* _Source records_:

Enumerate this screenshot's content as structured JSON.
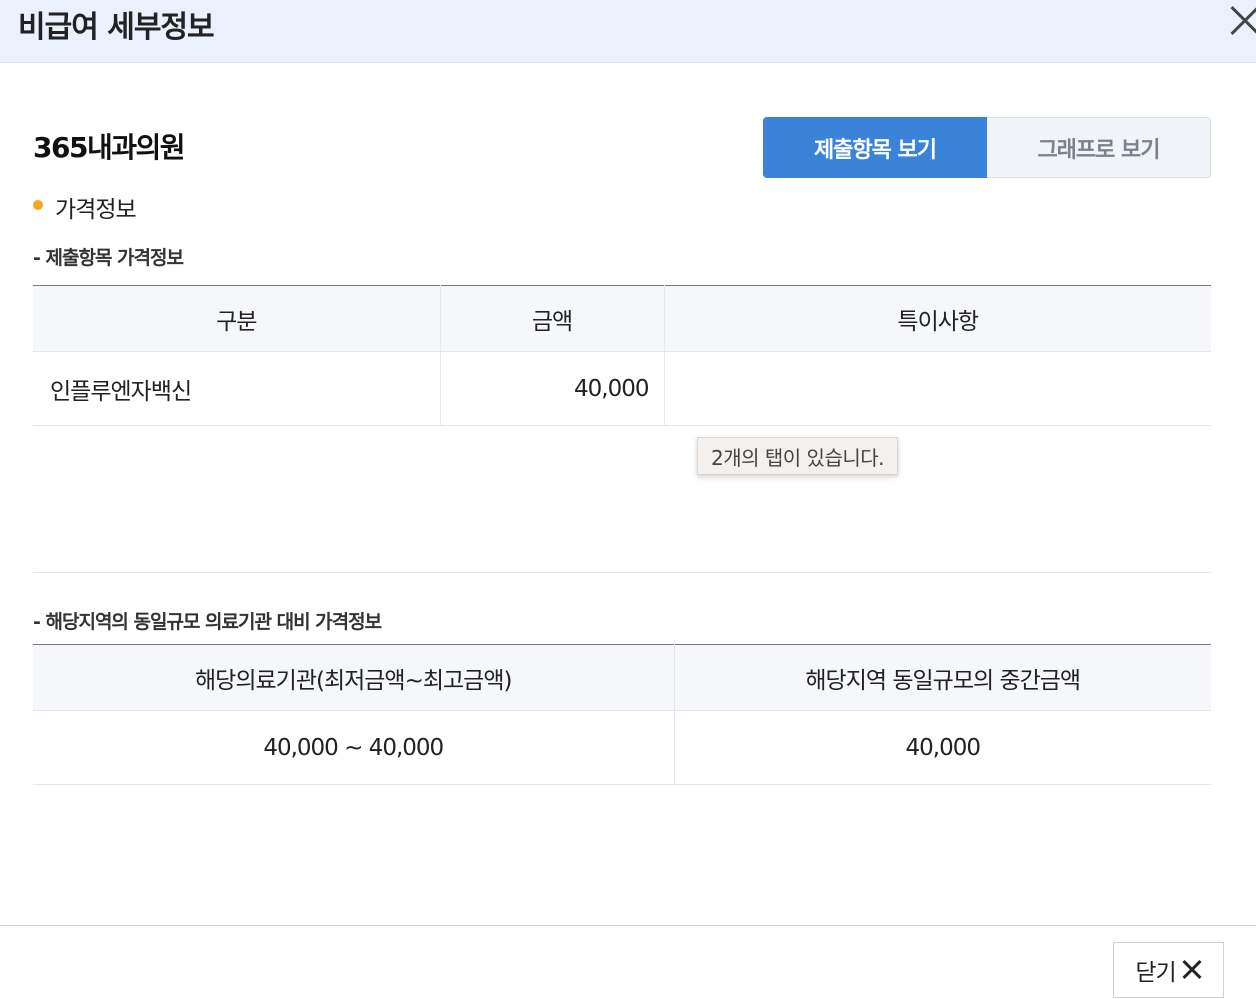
{
  "header": {
    "title": "비급여 세부정보"
  },
  "hospital_name": "365내과의원",
  "tabs": {
    "submitted": "제출항목 보기",
    "graph": "그래프로 보기"
  },
  "section_title": "가격정보",
  "submitted_price": {
    "subtitle": "- 제출항목 가격정보",
    "headers": [
      "구분",
      "금액",
      "특이사항"
    ],
    "rows": [
      {
        "category": "인플루엔자백신",
        "amount": "40,000",
        "note": ""
      }
    ]
  },
  "tooltip": "2개의 탭이 있습니다.",
  "regional_price": {
    "subtitle": "- 해당지역의 동일규모 의료기관 대비 가격정보",
    "headers": [
      "해당의료기관(최저금액~최고금액)",
      "해당지역 동일규모의 중간금액"
    ],
    "rows": [
      {
        "range": "40,000 ~ 40,000",
        "median": "40,000"
      }
    ]
  },
  "footer": {
    "close_label": "닫기"
  }
}
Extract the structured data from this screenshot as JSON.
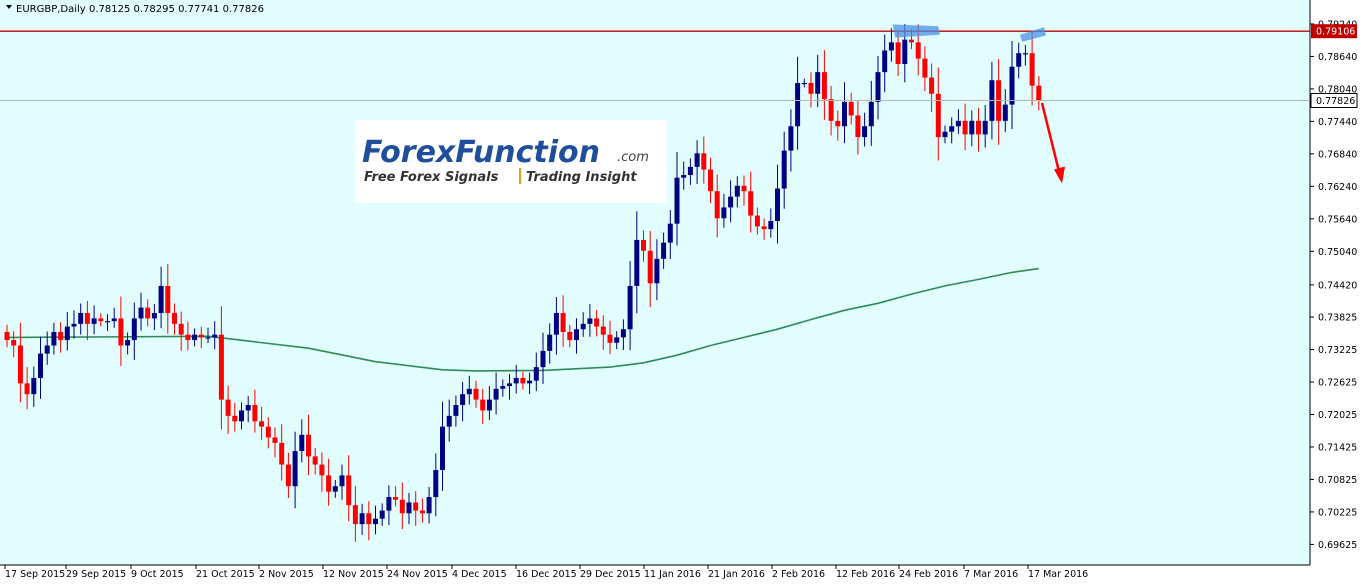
{
  "chart_data": {
    "type": "candlestick",
    "symbol_label": "EURGBP,Daily",
    "ohlc_label": "0.78125 0.78295 0.77741 0.77826",
    "ylim": [
      0.693,
      0.7935
    ],
    "y_ticks": [
      "0.79240",
      "0.78640",
      "0.78040",
      "0.77440",
      "0.76840",
      "0.76240",
      "0.75640",
      "0.75040",
      "0.74420",
      "0.73825",
      "0.73225",
      "0.72625",
      "0.72025",
      "0.71425",
      "0.70825",
      "0.70225",
      "0.69625"
    ],
    "x_ticks": [
      "17 Sep 2015",
      "29 Sep 2015",
      "9 Oct 2015",
      "21 Oct 2015",
      "2 Nov 2015",
      "12 Nov 2015",
      "24 Nov 2015",
      "4 Dec 2015",
      "16 Dec 2015",
      "29 Dec 2015",
      "11 Jan 2016",
      "21 Jan 2016",
      "2 Feb 2016",
      "12 Feb 2016",
      "24 Feb 2016",
      "7 Mar 2016",
      "17 Mar 2016"
    ],
    "resistance_level": 0.79106,
    "resistance_label": "0.79106",
    "current_price": 0.77826,
    "current_price_label": "0.77826",
    "colors": {
      "background": "#e1fdfd",
      "bull": "#000080",
      "bear": "#ff0000",
      "moving_average": "#2e8b57",
      "resistance": "#c00000",
      "current_line": "#b4b4b4",
      "highlight": "#4a90e2",
      "arrow": "#ff0000"
    },
    "closes": [
      0.734,
      0.733,
      0.726,
      0.724,
      0.727,
      0.7315,
      0.733,
      0.7355,
      0.734,
      0.7365,
      0.737,
      0.739,
      0.737,
      0.738,
      0.7375,
      0.7375,
      0.738,
      0.733,
      0.734,
      0.738,
      0.74,
      0.738,
      0.739,
      0.744,
      0.739,
      0.737,
      0.735,
      0.734,
      0.735,
      0.7345,
      0.7345,
      0.735,
      0.723,
      0.72,
      0.719,
      0.721,
      0.722,
      0.719,
      0.718,
      0.716,
      0.715,
      0.711,
      0.707,
      0.7135,
      0.7165,
      0.7125,
      0.711,
      0.709,
      0.706,
      0.707,
      0.709,
      0.7035,
      0.7,
      0.702,
      0.7,
      0.701,
      0.7025,
      0.705,
      0.7045,
      0.702,
      0.704,
      0.7025,
      0.702,
      0.705,
      0.71,
      0.718,
      0.72,
      0.722,
      0.724,
      0.725,
      0.723,
      0.721,
      0.723,
      0.725,
      0.7255,
      0.726,
      0.727,
      0.726,
      0.7265,
      0.729,
      0.732,
      0.735,
      0.739,
      0.7355,
      0.734,
      0.736,
      0.737,
      0.738,
      0.7365,
      0.735,
      0.7335,
      0.7345,
      0.736,
      0.744,
      0.7525,
      0.7505,
      0.7445,
      0.749,
      0.752,
      0.7555,
      0.764,
      0.7645,
      0.766,
      0.7685,
      0.7655,
      0.7615,
      0.7565,
      0.7585,
      0.7605,
      0.7625,
      0.7615,
      0.757,
      0.755,
      0.7545,
      0.756,
      0.762,
      0.769,
      0.7735,
      0.7815,
      0.7815,
      0.7795,
      0.7835,
      0.7785,
      0.7745,
      0.7735,
      0.778,
      0.7755,
      0.7715,
      0.7735,
      0.778,
      0.7835,
      0.7875,
      0.789,
      0.785,
      0.7895,
      0.789,
      0.786,
      0.7825,
      0.7795,
      0.7715,
      0.7725,
      0.7735,
      0.7745,
      0.772,
      0.7745,
      0.772,
      0.7745,
      0.782,
      0.7745,
      0.7775,
      0.7845,
      0.787,
      0.787,
      0.781,
      0.7782
    ],
    "ma_points": [
      [
        0,
        0.7345
      ],
      [
        30,
        0.7347
      ],
      [
        45,
        0.7325
      ],
      [
        55,
        0.73
      ],
      [
        65,
        0.7285
      ],
      [
        70,
        0.7283
      ],
      [
        80,
        0.7284
      ],
      [
        90,
        0.729
      ],
      [
        95,
        0.7298
      ],
      [
        100,
        0.7312
      ],
      [
        105,
        0.733
      ],
      [
        110,
        0.7345
      ],
      [
        115,
        0.736
      ],
      [
        120,
        0.7378
      ],
      [
        125,
        0.7395
      ],
      [
        130,
        0.7408
      ],
      [
        135,
        0.7425
      ],
      [
        140,
        0.744
      ],
      [
        145,
        0.7452
      ],
      [
        150,
        0.7465
      ],
      [
        154,
        0.7472
      ]
    ],
    "logo": {
      "name_part1": "Forex",
      "name_part2": "Function",
      "name_suffix": ".com",
      "tagline_left": "Free Forex Signals",
      "tagline_right": "Trading Insight"
    }
  }
}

* _What is needed_: Using the listing, collect all lines in which the string "Forex" is found.

* _Expected answer_:
      "name_part1": "Forex",
      "tagline_left": "Free Forex Signals",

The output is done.